■ Saved data entries

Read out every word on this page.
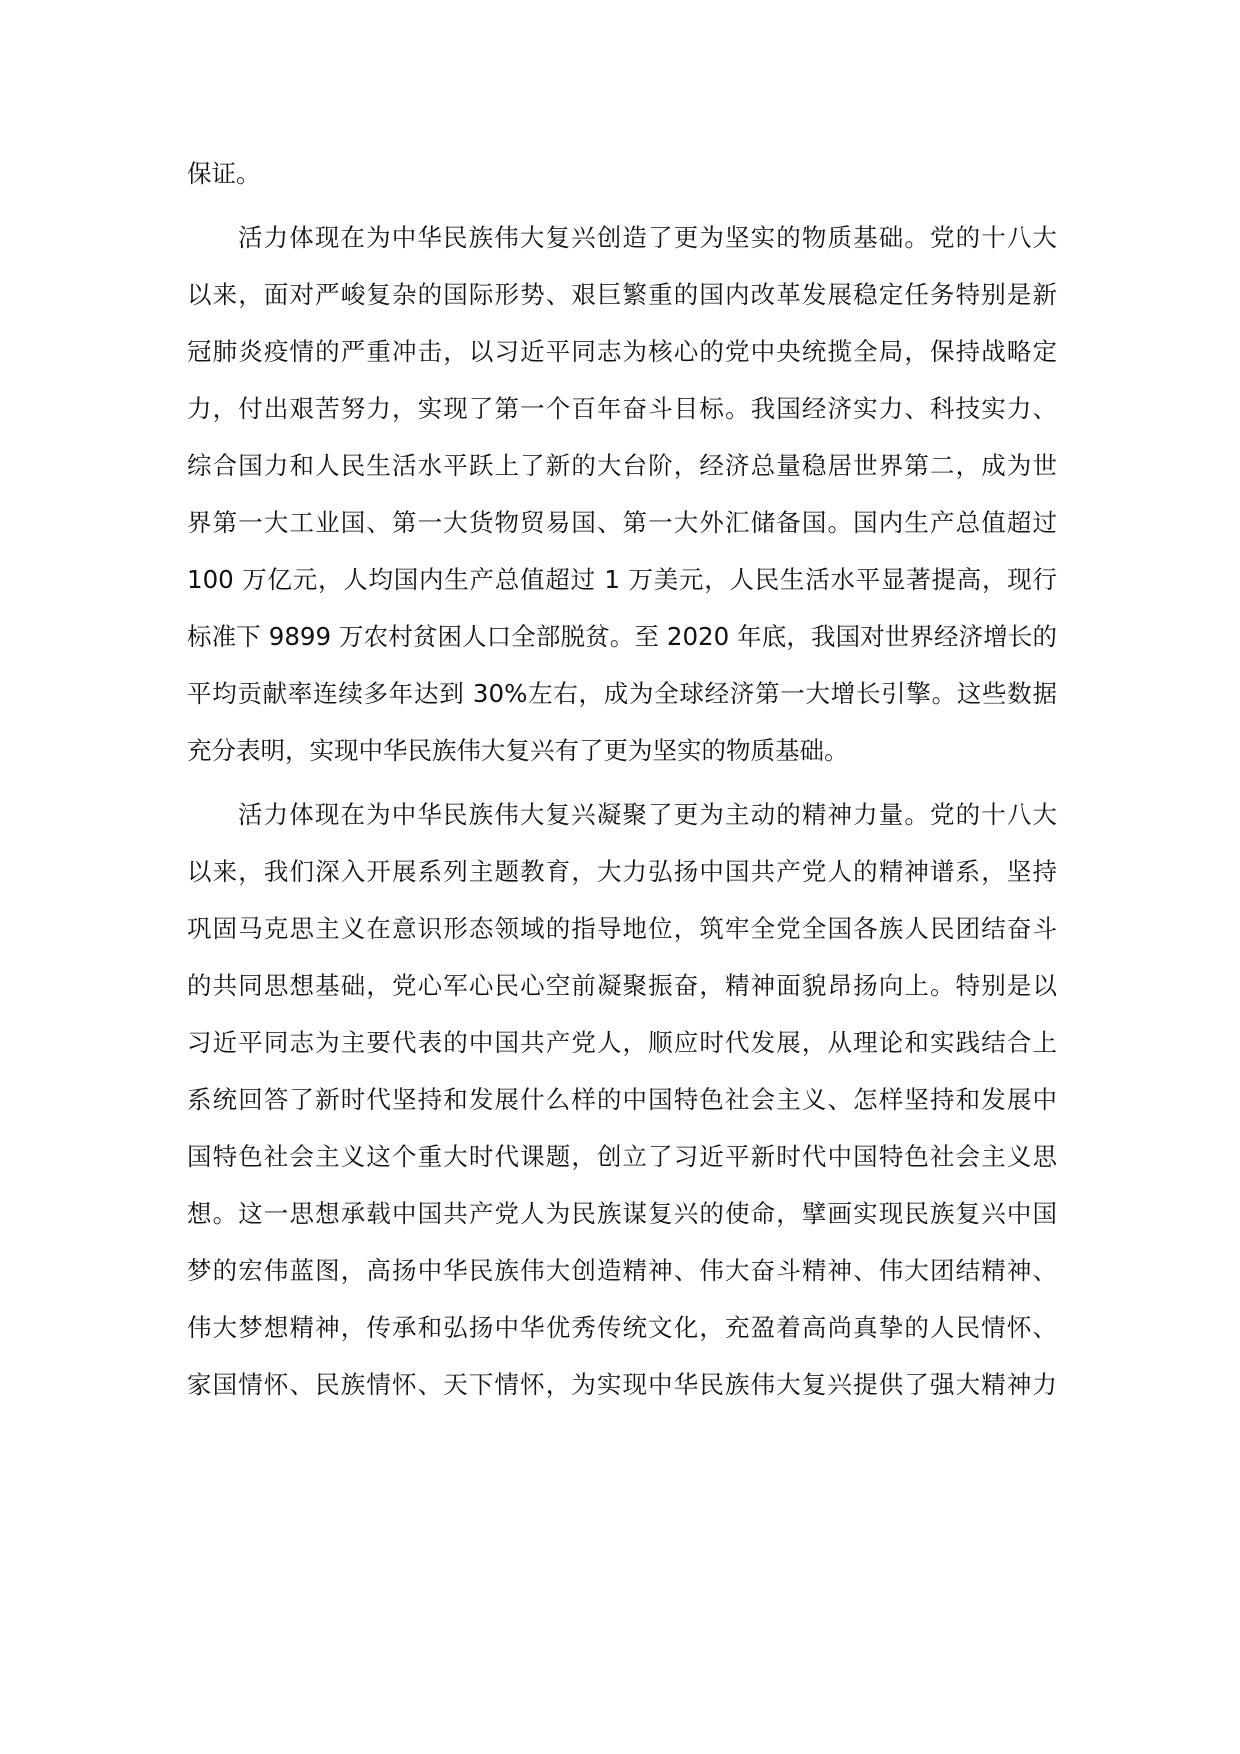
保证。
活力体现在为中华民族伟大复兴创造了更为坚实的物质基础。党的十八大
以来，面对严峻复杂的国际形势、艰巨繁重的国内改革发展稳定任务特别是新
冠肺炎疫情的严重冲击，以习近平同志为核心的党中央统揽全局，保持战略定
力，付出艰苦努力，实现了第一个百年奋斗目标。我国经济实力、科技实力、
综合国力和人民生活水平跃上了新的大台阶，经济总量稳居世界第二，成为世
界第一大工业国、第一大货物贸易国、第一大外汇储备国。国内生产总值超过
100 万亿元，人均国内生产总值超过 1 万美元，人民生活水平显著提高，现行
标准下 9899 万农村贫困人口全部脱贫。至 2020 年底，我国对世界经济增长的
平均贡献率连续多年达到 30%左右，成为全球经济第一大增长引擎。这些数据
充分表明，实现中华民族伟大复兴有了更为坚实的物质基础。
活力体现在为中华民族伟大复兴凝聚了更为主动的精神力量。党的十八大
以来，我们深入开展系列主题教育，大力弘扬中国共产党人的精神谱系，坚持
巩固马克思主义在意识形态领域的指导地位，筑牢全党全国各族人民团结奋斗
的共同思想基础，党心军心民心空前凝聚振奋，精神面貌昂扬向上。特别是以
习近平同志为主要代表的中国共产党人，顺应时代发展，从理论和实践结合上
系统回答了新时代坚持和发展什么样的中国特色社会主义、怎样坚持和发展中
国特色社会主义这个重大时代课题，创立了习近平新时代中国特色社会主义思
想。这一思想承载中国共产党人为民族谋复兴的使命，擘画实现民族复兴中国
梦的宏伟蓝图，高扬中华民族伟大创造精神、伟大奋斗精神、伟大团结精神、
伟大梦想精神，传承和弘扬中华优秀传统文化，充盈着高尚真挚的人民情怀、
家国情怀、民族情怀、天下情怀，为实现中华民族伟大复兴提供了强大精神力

■ GIVEN INSTRUCTION
In the copy, include all records verbatim but no images.

■ COMPLETED TASK
Read out every word on this page.
保证。
活力体现在为中华民族伟大复兴创造了更为坚实的物质基础。党的十八大
以来，面对严峻复杂的国际形势、艰巨繁重的国内改革发展稳定任务特别是新
冠肺炎疫情的严重冲击，以习近平同志为核心的党中央统揽全局，保持战略定
力，付出艰苦努力，实现了第一个百年奋斗目标。我国经济实力、科技实力、
综合国力和人民生活水平跃上了新的大台阶，经济总量稳居世界第二，成为世
界第一大工业国、第一大货物贸易国、第一大外汇储备国。国内生产总值超过
100 万亿元，人均国内生产总值超过 1 万美元，人民生活水平显著提高，现行
标准下 9899 万农村贫困人口全部脱贫。至 2020 年底，我国对世界经济增长的
平均贡献率连续多年达到 30%左右，成为全球经济第一大增长引擎。这些数据
充分表明，实现中华民族伟大复兴有了更为坚实的物质基础。
活力体现在为中华民族伟大复兴凝聚了更为主动的精神力量。党的十八大
以来，我们深入开展系列主题教育，大力弘扬中国共产党人的精神谱系，坚持
巩固马克思主义在意识形态领域的指导地位，筑牢全党全国各族人民团结奋斗
的共同思想基础，党心军心民心空前凝聚振奋，精神面貌昂扬向上。特别是以
习近平同志为主要代表的中国共产党人，顺应时代发展，从理论和实践结合上
系统回答了新时代坚持和发展什么样的中国特色社会主义、怎样坚持和发展中
国特色社会主义这个重大时代课题，创立了习近平新时代中国特色社会主义思
想。这一思想承载中国共产党人为民族谋复兴的使命，擘画实现民族复兴中国
梦的宏伟蓝图，高扬中华民族伟大创造精神、伟大奋斗精神、伟大团结精神、
伟大梦想精神，传承和弘扬中华优秀传统文化，充盈着高尚真挚的人民情怀、
家国情怀、民族情怀、天下情怀，为实现中华民族伟大复兴提供了强大精神力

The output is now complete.